Extracted records
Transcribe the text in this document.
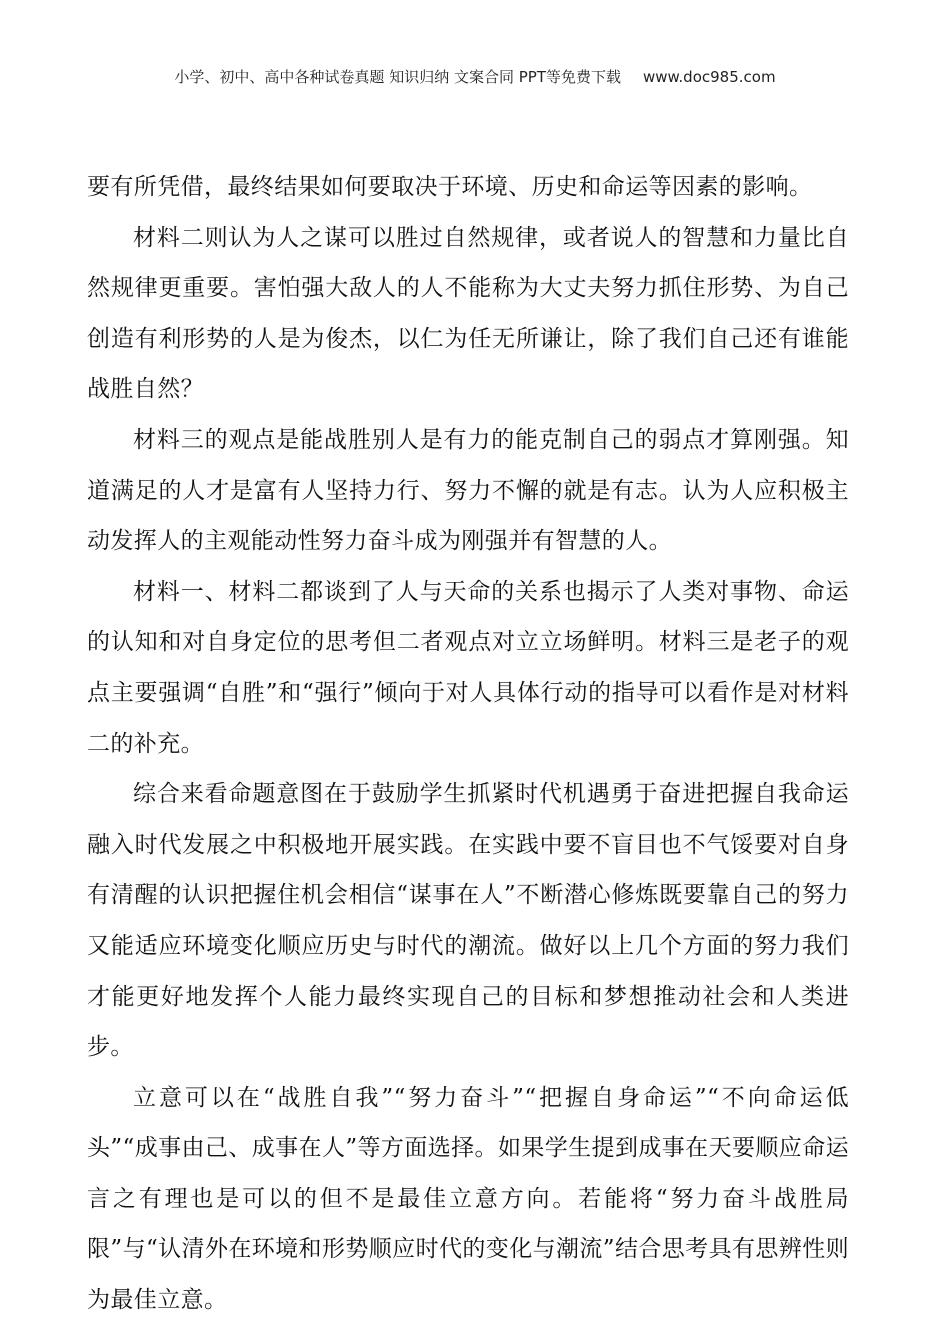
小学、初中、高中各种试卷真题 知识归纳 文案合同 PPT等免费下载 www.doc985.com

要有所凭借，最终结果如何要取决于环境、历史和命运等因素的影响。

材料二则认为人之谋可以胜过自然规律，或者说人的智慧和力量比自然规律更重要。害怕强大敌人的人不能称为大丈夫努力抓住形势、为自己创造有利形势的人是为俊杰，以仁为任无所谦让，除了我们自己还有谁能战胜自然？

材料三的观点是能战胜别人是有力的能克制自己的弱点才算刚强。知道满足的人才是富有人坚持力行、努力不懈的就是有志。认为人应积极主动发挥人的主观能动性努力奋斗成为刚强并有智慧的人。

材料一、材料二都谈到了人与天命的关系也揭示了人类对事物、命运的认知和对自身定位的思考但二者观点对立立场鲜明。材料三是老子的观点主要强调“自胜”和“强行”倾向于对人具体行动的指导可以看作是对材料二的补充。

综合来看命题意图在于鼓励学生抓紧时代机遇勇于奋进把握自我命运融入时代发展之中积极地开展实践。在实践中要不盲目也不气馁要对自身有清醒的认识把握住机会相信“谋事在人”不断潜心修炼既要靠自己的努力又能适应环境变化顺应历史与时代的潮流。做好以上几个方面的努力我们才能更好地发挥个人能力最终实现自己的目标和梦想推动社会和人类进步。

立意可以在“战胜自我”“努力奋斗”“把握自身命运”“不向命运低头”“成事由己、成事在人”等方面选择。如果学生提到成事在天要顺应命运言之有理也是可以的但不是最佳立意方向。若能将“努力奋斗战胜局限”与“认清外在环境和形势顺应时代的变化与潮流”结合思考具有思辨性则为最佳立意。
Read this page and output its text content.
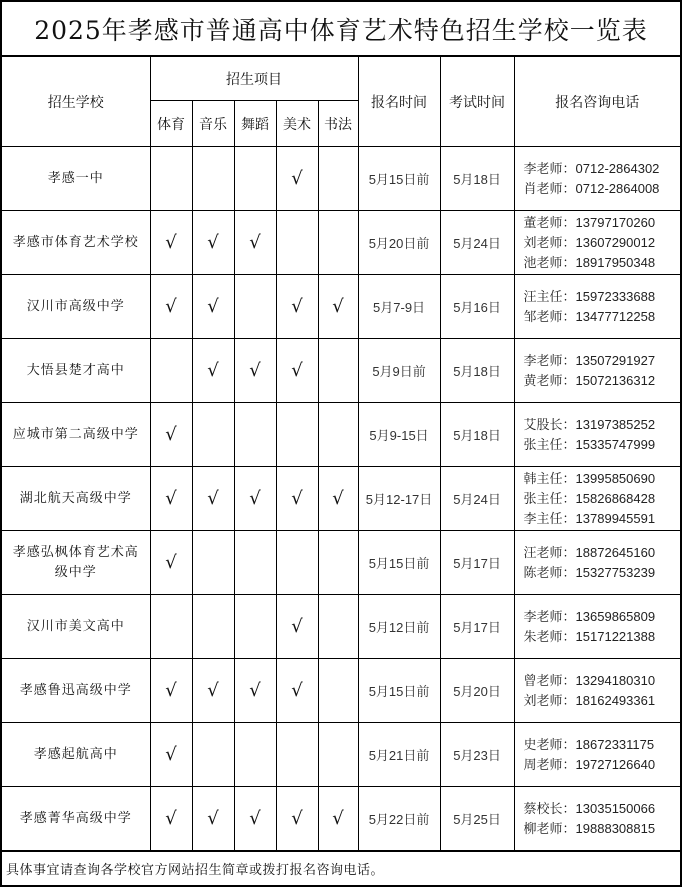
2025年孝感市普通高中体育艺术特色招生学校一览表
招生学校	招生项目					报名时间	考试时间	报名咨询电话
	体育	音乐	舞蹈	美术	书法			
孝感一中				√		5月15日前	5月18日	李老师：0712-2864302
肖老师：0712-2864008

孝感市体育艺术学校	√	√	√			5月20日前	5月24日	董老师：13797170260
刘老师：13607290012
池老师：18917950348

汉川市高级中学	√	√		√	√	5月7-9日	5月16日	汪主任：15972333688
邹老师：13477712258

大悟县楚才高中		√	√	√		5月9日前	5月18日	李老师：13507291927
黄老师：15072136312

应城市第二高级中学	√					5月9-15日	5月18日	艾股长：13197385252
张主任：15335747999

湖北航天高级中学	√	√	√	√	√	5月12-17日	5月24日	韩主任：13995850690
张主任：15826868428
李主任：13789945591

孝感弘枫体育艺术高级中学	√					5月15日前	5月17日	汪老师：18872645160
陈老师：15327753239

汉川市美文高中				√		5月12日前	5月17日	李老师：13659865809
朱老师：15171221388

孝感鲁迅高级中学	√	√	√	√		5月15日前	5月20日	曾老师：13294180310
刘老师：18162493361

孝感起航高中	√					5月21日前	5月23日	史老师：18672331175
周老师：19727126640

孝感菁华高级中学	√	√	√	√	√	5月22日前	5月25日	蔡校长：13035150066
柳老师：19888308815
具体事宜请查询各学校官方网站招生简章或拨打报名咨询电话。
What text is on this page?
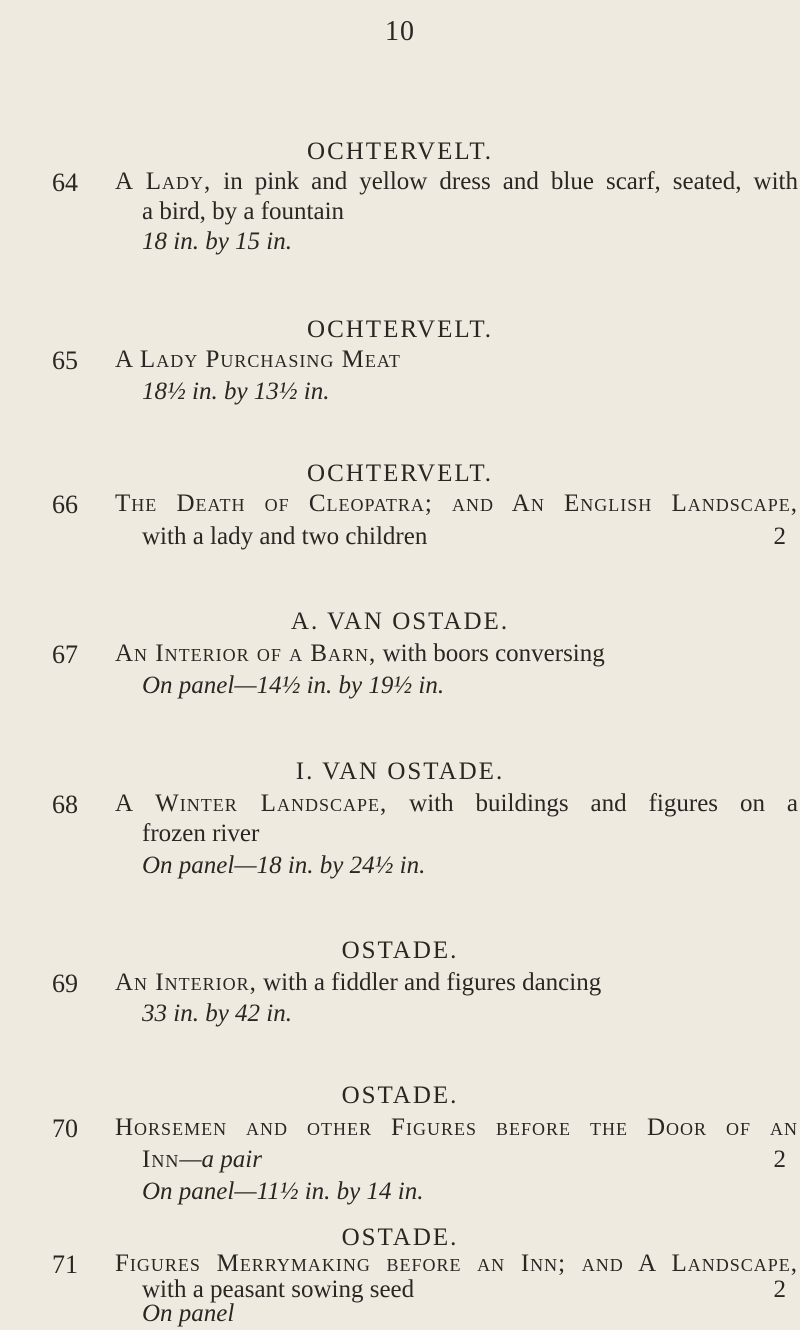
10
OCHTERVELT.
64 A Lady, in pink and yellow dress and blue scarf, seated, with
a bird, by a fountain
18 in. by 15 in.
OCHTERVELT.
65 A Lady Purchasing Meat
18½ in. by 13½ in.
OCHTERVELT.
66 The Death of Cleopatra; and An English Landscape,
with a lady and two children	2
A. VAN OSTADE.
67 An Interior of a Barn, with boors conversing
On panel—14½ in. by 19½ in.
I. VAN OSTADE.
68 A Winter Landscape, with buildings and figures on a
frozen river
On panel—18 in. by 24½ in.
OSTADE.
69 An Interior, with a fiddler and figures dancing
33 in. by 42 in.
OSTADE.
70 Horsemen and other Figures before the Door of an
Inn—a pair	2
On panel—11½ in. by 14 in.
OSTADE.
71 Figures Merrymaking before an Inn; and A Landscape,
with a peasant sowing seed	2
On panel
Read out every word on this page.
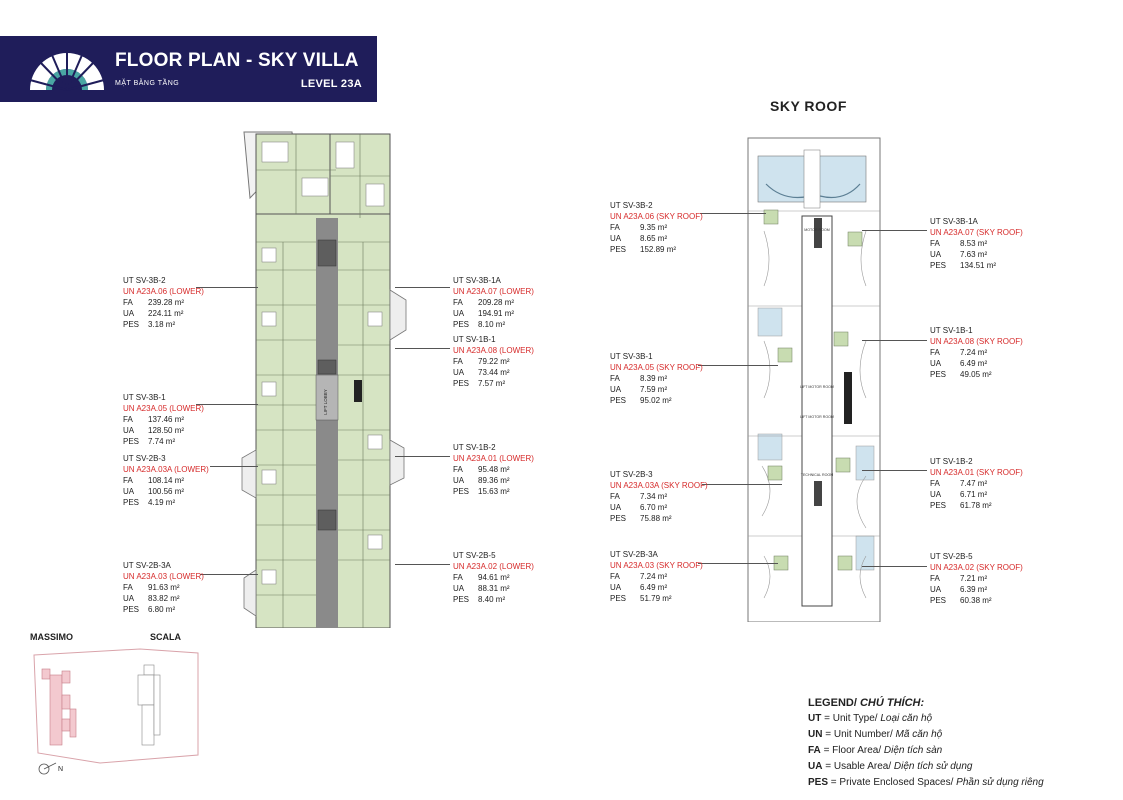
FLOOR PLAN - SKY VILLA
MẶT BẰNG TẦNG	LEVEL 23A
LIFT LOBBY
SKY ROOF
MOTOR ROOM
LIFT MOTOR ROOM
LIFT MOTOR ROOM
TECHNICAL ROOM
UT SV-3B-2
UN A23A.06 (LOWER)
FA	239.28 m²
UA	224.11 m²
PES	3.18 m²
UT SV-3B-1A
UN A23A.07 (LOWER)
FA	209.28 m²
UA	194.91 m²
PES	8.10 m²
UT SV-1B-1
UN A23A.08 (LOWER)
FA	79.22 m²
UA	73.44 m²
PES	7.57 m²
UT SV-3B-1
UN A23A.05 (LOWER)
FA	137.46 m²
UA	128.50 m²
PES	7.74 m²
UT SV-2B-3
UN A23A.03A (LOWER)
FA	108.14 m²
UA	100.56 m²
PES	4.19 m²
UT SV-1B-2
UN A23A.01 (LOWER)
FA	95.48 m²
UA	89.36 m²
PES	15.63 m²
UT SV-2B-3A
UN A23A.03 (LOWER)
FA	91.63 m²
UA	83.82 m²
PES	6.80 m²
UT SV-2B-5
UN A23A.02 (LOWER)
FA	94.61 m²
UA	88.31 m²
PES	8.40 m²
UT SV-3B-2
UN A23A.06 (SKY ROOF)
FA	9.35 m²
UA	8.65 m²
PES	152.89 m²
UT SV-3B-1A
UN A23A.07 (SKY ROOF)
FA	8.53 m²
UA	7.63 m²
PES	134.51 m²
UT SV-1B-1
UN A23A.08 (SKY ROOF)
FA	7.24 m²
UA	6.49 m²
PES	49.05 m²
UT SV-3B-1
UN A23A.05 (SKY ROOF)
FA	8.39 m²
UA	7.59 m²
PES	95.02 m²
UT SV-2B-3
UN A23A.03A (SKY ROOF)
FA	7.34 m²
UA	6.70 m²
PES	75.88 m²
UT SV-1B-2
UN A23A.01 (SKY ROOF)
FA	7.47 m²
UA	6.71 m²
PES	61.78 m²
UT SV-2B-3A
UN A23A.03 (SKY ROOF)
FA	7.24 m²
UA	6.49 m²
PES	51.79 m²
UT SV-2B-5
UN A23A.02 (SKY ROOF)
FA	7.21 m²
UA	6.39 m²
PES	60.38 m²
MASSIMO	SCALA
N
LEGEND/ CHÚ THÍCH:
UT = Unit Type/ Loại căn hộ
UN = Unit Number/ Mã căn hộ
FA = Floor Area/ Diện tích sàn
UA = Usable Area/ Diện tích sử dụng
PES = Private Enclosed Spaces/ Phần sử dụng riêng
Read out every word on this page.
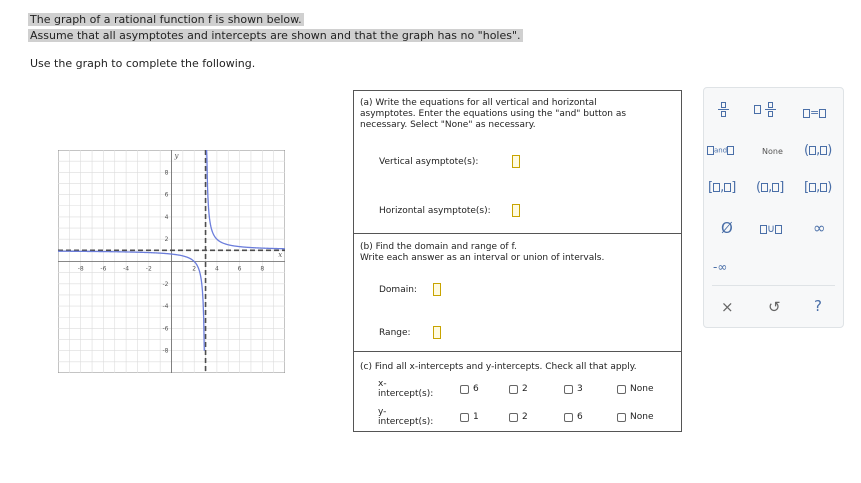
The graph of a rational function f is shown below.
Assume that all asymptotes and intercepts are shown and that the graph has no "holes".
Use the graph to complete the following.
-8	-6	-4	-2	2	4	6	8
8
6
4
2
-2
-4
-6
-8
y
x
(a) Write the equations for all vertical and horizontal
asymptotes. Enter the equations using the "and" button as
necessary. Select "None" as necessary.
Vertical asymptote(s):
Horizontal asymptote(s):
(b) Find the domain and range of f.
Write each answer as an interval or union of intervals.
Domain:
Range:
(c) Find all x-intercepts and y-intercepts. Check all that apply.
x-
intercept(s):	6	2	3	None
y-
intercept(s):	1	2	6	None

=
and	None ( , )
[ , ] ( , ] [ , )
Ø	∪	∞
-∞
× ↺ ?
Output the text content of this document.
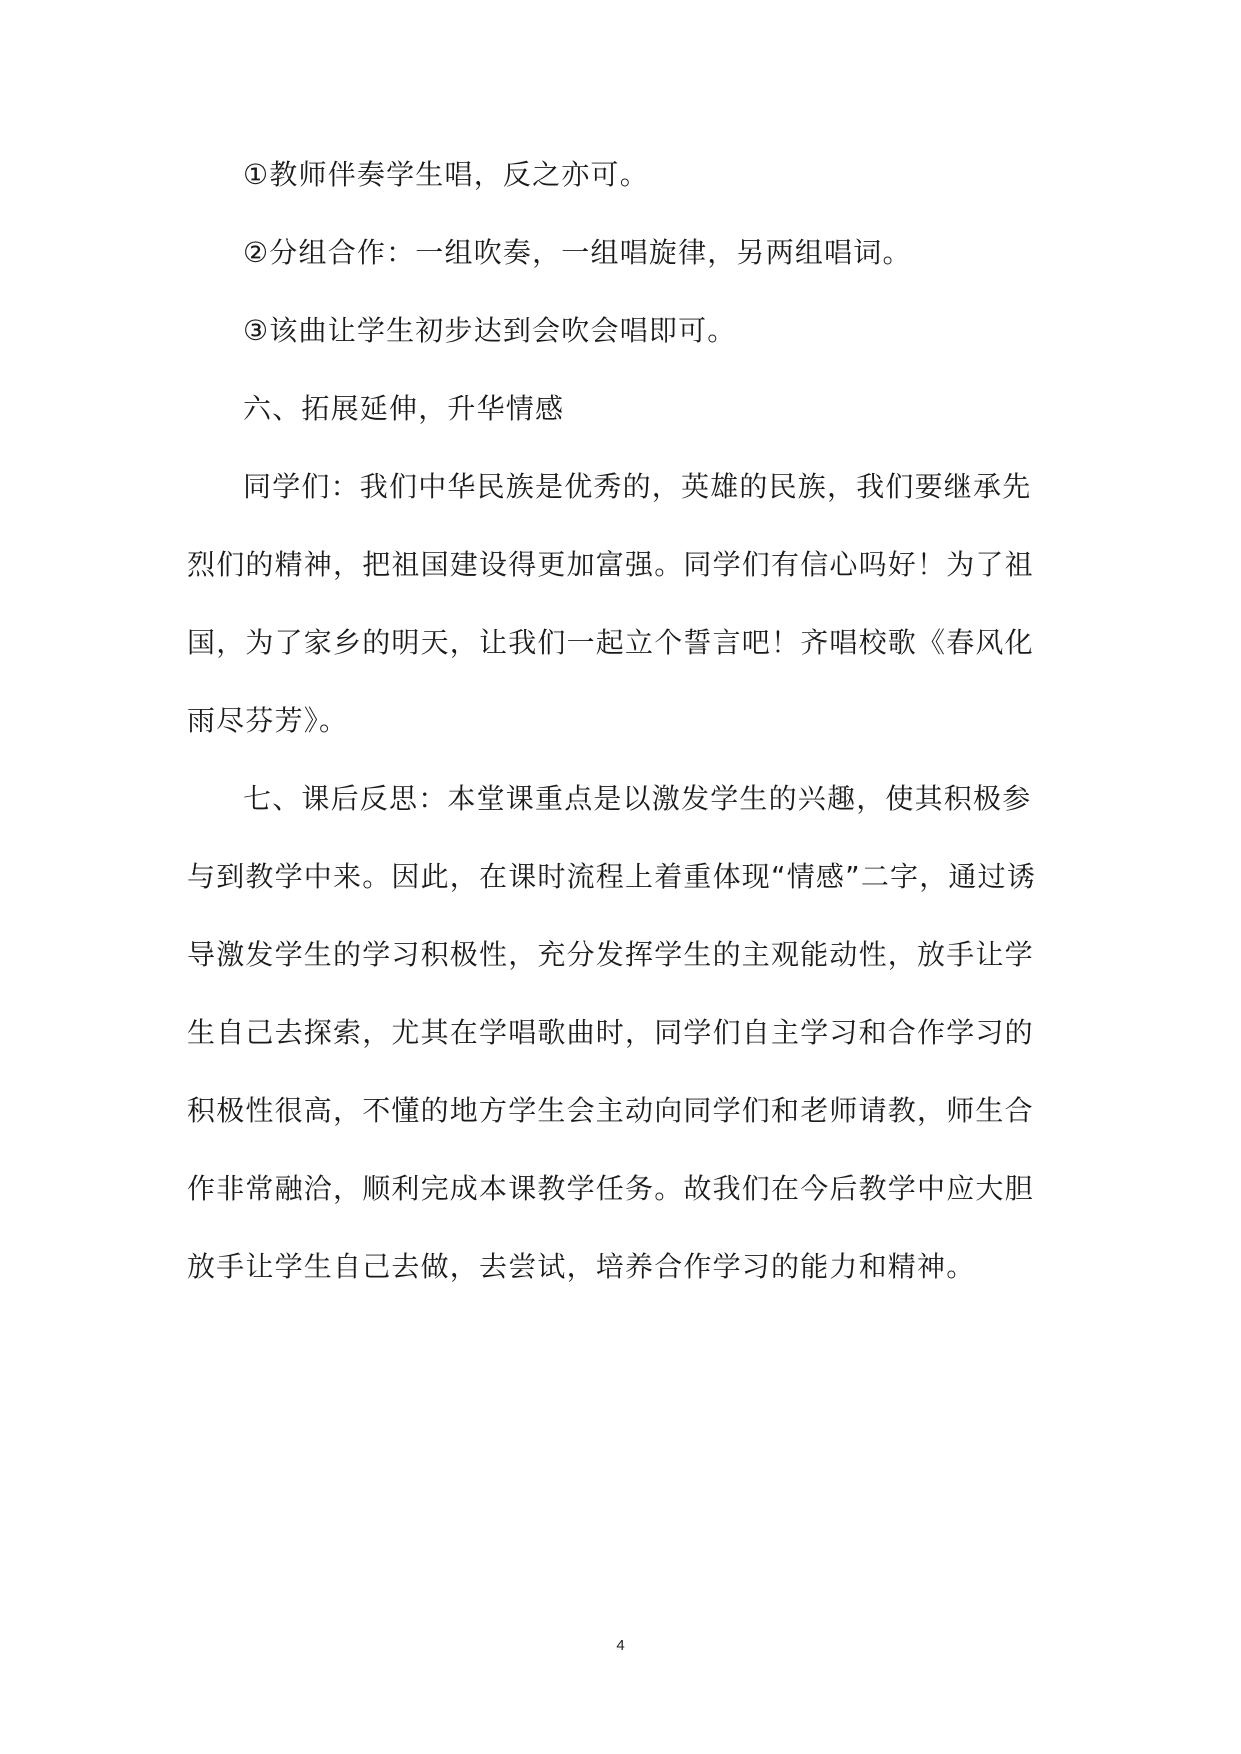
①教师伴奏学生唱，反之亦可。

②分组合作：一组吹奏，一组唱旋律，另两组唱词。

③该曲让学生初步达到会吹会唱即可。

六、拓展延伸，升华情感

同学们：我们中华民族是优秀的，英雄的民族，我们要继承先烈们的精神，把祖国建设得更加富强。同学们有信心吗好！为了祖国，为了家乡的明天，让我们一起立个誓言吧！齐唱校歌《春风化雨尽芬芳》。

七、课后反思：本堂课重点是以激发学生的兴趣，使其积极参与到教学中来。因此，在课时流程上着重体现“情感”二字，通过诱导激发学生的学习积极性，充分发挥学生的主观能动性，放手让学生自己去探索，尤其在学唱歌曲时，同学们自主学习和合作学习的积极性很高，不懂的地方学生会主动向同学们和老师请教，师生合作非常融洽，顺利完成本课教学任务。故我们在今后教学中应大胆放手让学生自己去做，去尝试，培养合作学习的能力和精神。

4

= Given problem =
Say how many lines of the data hold the string "equations". Reply with the number alone.

= Reply to the task =
2